Data entries
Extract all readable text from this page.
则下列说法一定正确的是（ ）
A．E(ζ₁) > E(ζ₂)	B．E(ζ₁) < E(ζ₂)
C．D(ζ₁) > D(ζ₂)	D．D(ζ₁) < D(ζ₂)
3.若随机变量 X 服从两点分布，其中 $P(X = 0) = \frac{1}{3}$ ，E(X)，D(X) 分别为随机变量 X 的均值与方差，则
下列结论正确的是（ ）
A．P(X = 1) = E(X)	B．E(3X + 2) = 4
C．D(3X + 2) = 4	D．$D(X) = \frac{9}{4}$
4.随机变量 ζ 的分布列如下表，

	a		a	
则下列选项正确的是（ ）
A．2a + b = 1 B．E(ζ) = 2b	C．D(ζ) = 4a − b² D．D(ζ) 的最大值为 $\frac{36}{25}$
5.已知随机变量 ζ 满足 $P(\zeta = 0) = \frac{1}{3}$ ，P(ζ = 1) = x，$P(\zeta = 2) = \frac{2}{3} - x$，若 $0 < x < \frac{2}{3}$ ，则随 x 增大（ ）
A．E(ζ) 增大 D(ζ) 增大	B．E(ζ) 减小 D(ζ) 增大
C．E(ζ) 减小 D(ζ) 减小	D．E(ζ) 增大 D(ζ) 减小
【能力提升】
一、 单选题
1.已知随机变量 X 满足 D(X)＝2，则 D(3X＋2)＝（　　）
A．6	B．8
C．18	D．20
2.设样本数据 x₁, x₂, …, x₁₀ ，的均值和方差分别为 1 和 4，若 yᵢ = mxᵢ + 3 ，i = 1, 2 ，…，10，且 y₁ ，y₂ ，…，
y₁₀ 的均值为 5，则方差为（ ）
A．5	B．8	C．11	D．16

> **Given exercise**:
Return each line in the records that holds the string "frac".

> **Answer for this exercise**:
3.若随机变量 X 服从两点分布，其中 $P(X = 0) = \frac{1}{3}$ ，E(X)，D(X) 分别为随机变量 X 的均值与方差，则
C．D(3X + 2) = 4	D．$D(X) = \frac{9}{4}$
A．2a + b = 1 B．E(ζ) = 2b	C．D(ζ) = 4a − b² D．D(ζ) 的最大值为 $\frac{36}{25}$
5.已知随机变量 ζ 满足 $P(\zeta = 0) = \frac{1}{3}$ ，P(ζ = 1) = x，$P(\zeta = 2) = \frac{2}{3} - x$，若 $0 < x < \frac{2}{3}$ ，则随 x 增大（ ）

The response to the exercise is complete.